Given problem: Identify all lines in the data containing the string "NSGA". Copy them out.

(Records contained in a dataset)
━━━━
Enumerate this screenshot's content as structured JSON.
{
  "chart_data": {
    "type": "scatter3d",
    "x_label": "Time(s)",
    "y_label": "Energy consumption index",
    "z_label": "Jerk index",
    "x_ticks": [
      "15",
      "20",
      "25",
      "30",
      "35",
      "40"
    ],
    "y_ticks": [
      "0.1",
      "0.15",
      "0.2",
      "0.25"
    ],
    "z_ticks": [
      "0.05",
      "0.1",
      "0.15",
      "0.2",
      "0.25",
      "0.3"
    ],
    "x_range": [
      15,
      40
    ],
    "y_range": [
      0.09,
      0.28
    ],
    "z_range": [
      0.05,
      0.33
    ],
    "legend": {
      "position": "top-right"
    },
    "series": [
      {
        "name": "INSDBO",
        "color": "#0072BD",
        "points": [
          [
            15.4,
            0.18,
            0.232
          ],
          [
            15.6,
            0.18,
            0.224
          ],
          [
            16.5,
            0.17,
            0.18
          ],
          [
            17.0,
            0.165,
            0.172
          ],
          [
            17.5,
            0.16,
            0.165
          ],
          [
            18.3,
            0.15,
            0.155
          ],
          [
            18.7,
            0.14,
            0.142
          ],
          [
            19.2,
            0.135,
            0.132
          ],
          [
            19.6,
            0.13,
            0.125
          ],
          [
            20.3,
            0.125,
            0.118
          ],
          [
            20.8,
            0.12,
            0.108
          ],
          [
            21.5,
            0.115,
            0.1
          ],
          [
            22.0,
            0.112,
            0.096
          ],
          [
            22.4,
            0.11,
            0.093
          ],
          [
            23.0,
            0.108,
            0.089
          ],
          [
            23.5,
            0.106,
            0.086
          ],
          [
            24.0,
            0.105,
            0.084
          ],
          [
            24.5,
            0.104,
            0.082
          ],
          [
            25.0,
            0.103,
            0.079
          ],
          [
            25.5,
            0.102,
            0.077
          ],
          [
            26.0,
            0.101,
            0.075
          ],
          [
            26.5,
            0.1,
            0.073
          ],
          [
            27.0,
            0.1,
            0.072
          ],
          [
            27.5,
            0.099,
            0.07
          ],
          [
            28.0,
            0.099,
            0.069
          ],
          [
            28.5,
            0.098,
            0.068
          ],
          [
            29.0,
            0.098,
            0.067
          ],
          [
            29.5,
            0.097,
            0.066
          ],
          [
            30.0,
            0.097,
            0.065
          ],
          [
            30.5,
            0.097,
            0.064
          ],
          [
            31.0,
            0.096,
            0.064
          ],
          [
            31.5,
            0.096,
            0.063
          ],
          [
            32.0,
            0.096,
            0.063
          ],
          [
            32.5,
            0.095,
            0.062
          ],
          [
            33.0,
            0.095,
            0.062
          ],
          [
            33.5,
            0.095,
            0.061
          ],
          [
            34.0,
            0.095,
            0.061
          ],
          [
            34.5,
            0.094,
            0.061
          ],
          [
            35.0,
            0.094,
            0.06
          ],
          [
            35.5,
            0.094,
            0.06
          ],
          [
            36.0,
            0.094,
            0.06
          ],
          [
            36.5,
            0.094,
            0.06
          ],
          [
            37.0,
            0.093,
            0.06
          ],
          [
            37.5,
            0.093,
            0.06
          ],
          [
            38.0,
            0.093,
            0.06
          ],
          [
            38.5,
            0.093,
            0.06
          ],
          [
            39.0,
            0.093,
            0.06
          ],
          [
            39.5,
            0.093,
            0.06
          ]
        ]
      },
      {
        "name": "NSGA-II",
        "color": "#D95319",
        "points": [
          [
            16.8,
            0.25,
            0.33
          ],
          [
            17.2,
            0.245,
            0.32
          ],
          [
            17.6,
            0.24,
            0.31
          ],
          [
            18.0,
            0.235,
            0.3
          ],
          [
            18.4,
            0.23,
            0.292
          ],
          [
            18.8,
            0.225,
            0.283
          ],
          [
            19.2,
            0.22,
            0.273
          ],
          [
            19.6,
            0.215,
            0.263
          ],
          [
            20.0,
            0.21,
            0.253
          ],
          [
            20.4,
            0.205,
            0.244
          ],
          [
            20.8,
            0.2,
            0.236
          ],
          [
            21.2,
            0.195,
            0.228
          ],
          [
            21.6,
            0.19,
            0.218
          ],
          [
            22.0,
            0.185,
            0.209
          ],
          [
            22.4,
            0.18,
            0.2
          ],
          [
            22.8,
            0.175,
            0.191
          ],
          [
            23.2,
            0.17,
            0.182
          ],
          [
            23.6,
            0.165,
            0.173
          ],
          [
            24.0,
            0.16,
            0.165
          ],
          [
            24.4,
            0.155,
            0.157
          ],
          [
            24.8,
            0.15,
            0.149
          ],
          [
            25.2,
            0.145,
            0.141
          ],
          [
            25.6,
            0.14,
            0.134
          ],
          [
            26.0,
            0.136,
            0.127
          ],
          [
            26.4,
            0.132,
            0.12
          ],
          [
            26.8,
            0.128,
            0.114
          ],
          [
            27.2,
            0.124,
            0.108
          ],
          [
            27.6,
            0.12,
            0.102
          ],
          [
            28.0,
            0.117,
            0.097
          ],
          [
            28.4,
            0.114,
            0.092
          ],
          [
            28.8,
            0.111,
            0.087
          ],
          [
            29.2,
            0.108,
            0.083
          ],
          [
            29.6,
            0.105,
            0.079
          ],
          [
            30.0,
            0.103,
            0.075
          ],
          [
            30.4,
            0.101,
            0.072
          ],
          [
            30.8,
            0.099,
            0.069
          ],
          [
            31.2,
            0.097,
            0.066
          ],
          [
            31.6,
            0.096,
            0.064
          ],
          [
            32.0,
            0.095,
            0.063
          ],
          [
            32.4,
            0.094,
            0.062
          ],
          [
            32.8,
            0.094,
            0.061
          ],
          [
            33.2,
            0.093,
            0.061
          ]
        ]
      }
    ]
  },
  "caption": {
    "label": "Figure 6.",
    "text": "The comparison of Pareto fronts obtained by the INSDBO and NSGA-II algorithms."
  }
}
━━━━
Final result:
        "name": "NSGA-II",
    "text": "The comparison of Pareto fronts obtained by the INSDBO and NSGA-II algorithms."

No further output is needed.